* Set exercise
Exact reproduction is required for all entries.

Chart and figure data
□ □ □ □

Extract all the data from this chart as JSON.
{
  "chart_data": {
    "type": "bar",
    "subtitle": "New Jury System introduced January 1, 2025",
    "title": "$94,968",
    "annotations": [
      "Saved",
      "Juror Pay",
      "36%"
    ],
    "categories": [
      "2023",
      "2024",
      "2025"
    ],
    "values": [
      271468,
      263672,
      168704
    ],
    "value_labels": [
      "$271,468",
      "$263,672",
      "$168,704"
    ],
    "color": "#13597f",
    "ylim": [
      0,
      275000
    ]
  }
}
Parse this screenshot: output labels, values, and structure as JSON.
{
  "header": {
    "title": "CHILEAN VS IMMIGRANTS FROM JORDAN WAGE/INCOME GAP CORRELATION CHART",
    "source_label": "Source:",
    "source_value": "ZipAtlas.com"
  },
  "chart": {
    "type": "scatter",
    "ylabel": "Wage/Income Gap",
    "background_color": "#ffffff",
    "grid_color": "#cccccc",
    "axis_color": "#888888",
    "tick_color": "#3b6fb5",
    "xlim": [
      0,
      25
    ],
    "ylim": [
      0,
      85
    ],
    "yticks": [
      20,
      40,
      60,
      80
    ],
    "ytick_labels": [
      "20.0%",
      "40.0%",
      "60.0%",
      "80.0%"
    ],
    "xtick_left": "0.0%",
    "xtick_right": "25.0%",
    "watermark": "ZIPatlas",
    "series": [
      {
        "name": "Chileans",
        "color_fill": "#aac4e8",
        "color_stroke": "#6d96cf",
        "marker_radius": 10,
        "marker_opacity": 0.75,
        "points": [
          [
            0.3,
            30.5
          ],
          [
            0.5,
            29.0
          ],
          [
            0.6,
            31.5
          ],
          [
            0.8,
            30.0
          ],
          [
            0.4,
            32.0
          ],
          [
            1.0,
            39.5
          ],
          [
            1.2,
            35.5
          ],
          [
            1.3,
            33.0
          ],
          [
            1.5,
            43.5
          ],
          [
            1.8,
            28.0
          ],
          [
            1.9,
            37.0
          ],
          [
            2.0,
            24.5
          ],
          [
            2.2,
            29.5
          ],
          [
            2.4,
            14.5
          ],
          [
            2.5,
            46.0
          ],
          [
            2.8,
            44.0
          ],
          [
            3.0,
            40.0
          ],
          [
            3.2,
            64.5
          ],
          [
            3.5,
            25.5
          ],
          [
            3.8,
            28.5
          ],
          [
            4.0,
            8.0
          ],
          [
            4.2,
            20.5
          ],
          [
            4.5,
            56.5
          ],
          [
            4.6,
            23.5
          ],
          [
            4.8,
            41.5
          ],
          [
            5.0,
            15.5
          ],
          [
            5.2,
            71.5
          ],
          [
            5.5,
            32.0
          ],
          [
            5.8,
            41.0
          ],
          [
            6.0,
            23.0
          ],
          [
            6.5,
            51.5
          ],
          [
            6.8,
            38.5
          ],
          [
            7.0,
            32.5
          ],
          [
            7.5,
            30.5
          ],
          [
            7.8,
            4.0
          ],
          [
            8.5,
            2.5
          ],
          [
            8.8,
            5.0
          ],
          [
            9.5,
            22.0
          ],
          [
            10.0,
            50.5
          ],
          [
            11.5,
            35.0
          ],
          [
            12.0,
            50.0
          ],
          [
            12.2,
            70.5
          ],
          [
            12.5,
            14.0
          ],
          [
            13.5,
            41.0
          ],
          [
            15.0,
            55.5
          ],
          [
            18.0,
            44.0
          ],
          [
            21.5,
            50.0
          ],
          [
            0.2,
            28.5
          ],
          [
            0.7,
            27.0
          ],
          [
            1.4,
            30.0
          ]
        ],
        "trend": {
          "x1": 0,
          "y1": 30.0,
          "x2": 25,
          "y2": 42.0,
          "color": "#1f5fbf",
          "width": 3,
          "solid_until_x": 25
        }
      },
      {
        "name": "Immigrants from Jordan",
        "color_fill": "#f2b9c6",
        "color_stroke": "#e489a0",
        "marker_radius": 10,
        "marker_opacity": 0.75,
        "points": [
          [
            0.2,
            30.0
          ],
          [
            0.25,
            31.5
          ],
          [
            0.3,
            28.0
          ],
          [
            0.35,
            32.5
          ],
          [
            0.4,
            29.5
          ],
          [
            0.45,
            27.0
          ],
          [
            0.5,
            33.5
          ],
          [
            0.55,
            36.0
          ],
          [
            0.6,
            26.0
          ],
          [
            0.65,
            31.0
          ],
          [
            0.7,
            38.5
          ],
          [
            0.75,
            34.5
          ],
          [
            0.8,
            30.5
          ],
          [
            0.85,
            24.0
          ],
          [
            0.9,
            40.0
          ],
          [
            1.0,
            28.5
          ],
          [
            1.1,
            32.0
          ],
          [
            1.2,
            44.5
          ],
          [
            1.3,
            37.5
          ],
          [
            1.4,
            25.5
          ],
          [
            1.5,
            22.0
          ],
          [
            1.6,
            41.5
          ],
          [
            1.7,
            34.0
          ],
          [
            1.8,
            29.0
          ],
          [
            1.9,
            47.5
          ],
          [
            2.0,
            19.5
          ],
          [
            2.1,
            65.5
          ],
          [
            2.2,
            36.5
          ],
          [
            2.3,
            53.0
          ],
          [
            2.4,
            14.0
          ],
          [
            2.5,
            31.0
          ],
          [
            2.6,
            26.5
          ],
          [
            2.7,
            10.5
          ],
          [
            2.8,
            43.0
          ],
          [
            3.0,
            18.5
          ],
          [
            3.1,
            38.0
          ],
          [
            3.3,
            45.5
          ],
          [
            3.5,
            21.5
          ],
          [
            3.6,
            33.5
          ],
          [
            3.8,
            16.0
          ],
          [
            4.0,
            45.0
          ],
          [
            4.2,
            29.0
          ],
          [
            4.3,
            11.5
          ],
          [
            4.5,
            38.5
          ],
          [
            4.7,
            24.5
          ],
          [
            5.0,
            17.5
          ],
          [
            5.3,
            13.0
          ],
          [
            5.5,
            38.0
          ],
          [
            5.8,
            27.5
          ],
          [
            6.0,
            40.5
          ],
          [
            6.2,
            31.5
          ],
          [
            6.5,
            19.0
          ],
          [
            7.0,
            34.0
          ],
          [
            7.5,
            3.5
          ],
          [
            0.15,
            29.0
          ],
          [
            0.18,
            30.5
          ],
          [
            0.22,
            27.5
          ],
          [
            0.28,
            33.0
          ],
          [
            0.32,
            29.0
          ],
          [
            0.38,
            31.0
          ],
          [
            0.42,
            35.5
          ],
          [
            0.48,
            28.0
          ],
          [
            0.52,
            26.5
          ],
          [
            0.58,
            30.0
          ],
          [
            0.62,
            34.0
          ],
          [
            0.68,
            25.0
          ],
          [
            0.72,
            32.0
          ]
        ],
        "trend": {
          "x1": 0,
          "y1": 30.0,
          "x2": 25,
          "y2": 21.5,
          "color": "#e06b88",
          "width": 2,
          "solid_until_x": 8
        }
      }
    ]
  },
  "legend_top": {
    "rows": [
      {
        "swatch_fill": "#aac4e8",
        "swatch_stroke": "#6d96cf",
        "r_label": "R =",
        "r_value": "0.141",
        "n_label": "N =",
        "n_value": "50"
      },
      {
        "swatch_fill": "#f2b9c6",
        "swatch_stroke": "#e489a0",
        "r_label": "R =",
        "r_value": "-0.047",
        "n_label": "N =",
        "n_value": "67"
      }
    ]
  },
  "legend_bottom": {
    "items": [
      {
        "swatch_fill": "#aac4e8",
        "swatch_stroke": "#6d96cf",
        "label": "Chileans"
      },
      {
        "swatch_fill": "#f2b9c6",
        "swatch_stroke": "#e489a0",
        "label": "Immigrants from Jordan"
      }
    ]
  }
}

□ □ □ □

* Written answer
Extract all the data from this chart as JSON.
{
  "chart_data": {
    "type": "bar",
    "subtitle": "New Jury System introduced January 1, 2025",
    "title": "$94,968",
    "annotations": [
      "Saved",
      "Juror Pay",
      "36%"
    ],
    "categories": [
      "2023",
      "2024",
      "2025"
    ],
    "values": [
      271468,
      263672,
      168704
    ],
    "value_labels": [
      "$271,468",
      "$263,672",
      "$168,704"
    ],
    "color": "#13597f",
    "ylim": [
      0,
      275000
    ]
  }
}
Parse this screenshot: output labels, values, and structure as JSON.
{
  "header": {
    "title": "CHILEAN VS IMMIGRANTS FROM JORDAN WAGE/INCOME GAP CORRELATION CHART",
    "source_label": "Source:",
    "source_value": "ZipAtlas.com"
  },
  "chart": {
    "type": "scatter",
    "ylabel": "Wage/Income Gap",
    "background_color": "#ffffff",
    "grid_color": "#cccccc",
    "axis_color": "#888888",
    "tick_color": "#3b6fb5",
    "xlim": [
      0,
      25
    ],
    "ylim": [
      0,
      85
    ],
    "yticks": [
      20,
      40,
      60,
      80
    ],
    "ytick_labels": [
      "20.0%",
      "40.0%",
      "60.0%",
      "80.0%"
    ],
    "xtick_left": "0.0%",
    "xtick_right": "25.0%",
    "watermark": "ZIPatlas",
    "series": [
      {
        "name": "Chileans",
        "color_fill": "#aac4e8",
        "color_stroke": "#6d96cf",
        "marker_radius": 10,
        "marker_opacity": 0.75,
        "points": [
          [
            0.3,
            30.5
          ],
          [
            0.5,
            29.0
          ],
          [
            0.6,
            31.5
          ],
          [
            0.8,
            30.0
          ],
          [
            0.4,
            32.0
          ],
          [
            1.0,
            39.5
          ],
          [
            1.2,
            35.5
          ],
          [
            1.3,
            33.0
          ],
          [
            1.5,
            43.5
          ],
          [
            1.8,
            28.0
          ],
          [
            1.9,
            37.0
          ],
          [
            2.0,
            24.5
          ],
          [
            2.2,
            29.5
          ],
          [
            2.4,
            14.5
          ],
          [
            2.5,
            46.0
          ],
          [
            2.8,
            44.0
          ],
          [
            3.0,
            40.0
          ],
          [
            3.2,
            64.5
          ],
          [
            3.5,
            25.5
          ],
          [
            3.8,
            28.5
          ],
          [
            4.0,
            8.0
          ],
          [
            4.2,
            20.5
          ],
          [
            4.5,
            56.5
          ],
          [
            4.6,
            23.5
          ],
          [
            4.8,
            41.5
          ],
          [
            5.0,
            15.5
          ],
          [
            5.2,
            71.5
          ],
          [
            5.5,
            32.0
          ],
          [
            5.8,
            41.0
          ],
          [
            6.0,
            23.0
          ],
          [
            6.5,
            51.5
          ],
          [
            6.8,
            38.5
          ],
          [
            7.0,
            32.5
          ],
          [
            7.5,
            30.5
          ],
          [
            7.8,
            4.0
          ],
          [
            8.5,
            2.5
          ],
          [
            8.8,
            5.0
          ],
          [
            9.5,
            22.0
          ],
          [
            10.0,
            50.5
          ],
          [
            11.5,
            35.0
          ],
          [
            12.0,
            50.0
          ],
          [
            12.2,
            70.5
          ],
          [
            12.5,
            14.0
          ],
          [
            13.5,
            41.0
          ],
          [
            15.0,
            55.5
          ],
          [
            18.0,
            44.0
          ],
          [
            21.5,
            50.0
          ],
          [
            0.2,
            28.5
          ],
          [
            0.7,
            27.0
          ],
          [
            1.4,
            30.0
          ]
        ],
        "trend": {
          "x1": 0,
          "y1": 30.0,
          "x2": 25,
          "y2": 42.0,
          "color": "#1f5fbf",
          "width": 3,
          "solid_until_x": 25
        }
      },
      {
        "name": "Immigrants from Jordan",
        "color_fill": "#f2b9c6",
        "color_stroke": "#e489a0",
        "marker_radius": 10,
        "marker_opacity": 0.75,
        "points": [
          [
            0.2,
            30.0
          ],
          [
            0.25,
            31.5
          ],
          [
            0.3,
            28.0
          ],
          [
            0.35,
            32.5
          ],
          [
            0.4,
            29.5
          ],
          [
            0.45,
            27.0
          ],
          [
            0.5,
            33.5
          ],
          [
            0.55,
            36.0
          ],
          [
            0.6,
            26.0
          ],
          [
            0.65,
            31.0
          ],
          [
            0.7,
            38.5
          ],
          [
            0.75,
            34.5
          ],
          [
            0.8,
            30.5
          ],
          [
            0.85,
            24.0
          ],
          [
            0.9,
            40.0
          ],
          [
            1.0,
            28.5
          ],
          [
            1.1,
            32.0
          ],
          [
            1.2,
            44.5
          ],
          [
            1.3,
            37.5
          ],
          [
            1.4,
            25.5
          ],
          [
            1.5,
            22.0
          ],
          [
            1.6,
            41.5
          ],
          [
            1.7,
            34.0
          ],
          [
            1.8,
            29.0
          ],
          [
            1.9,
            47.5
          ],
          [
            2.0,
            19.5
          ],
          [
            2.1,
            65.5
          ],
          [
            2.2,
            36.5
          ],
          [
            2.3,
            53.0
          ],
          [
            2.4,
            14.0
          ],
          [
            2.5,
            31.0
          ],
          [
            2.6,
            26.5
          ],
          [
            2.7,
            10.5
          ],
          [
            2.8,
            43.0
          ],
          [
            3.0,
            18.5
          ],
          [
            3.1,
            38.0
          ],
          [
            3.3,
            45.5
          ],
          [
            3.5,
            21.5
          ],
          [
            3.6,
            33.5
          ],
          [
            3.8,
            16.0
          ],
          [
            4.0,
            45.0
          ],
          [
            4.2,
            29.0
          ],
          [
            4.3,
            11.5
          ],
          [
            4.5,
            38.5
          ],
          [
            4.7,
            24.5
          ],
          [
            5.0,
            17.5
          ],
          [
            5.3,
            13.0
          ],
          [
            5.5,
            38.0
          ],
          [
            5.8,
            27.5
          ],
          [
            6.0,
            40.5
          ],
          [
            6.2,
            31.5
          ],
          [
            6.5,
            19.0
          ],
          [
            7.0,
            34.0
          ],
          [
            7.5,
            3.5
          ],
          [
            0.15,
            29.0
          ],
          [
            0.18,
            30.5
          ],
          [
            0.22,
            27.5
          ],
          [
            0.28,
            33.0
          ],
          [
            0.32,
            29.0
          ],
          [
            0.38,
            31.0
          ],
          [
            0.42,
            35.5
          ],
          [
            0.48,
            28.0
          ],
          [
            0.52,
            26.5
          ],
          [
            0.58,
            30.0
          ],
          [
            0.62,
            34.0
          ],
          [
            0.68,
            25.0
          ],
          [
            0.72,
            32.0
          ]
        ],
        "trend": {
          "x1": 0,
          "y1": 30.0,
          "x2": 25,
          "y2": 21.5,
          "color": "#e06b88",
          "width": 2,
          "solid_until_x": 8
        }
      }
    ]
  },
  "legend_top": {
    "rows": [
      {
        "swatch_fill": "#aac4e8",
        "swatch_stroke": "#6d96cf",
        "r_label": "R =",
        "r_value": "0.141",
        "n_label": "N =",
        "n_value": "50"
      },
      {
        "swatch_fill": "#f2b9c6",
        "swatch_stroke": "#e489a0",
        "r_label": "R =",
        "r_value": "-0.047",
        "n_label": "N =",
        "n_value": "67"
      }
    ]
  },
  "legend_bottom": {
    "items": [
      {
        "swatch_fill": "#aac4e8",
        "swatch_stroke": "#6d96cf",
        "label": "Chileans"
      },
      {
        "swatch_fill": "#f2b9c6",
        "swatch_stroke": "#e489a0",
        "label": "Immigrants from Jordan"
      }
    ]
  }
}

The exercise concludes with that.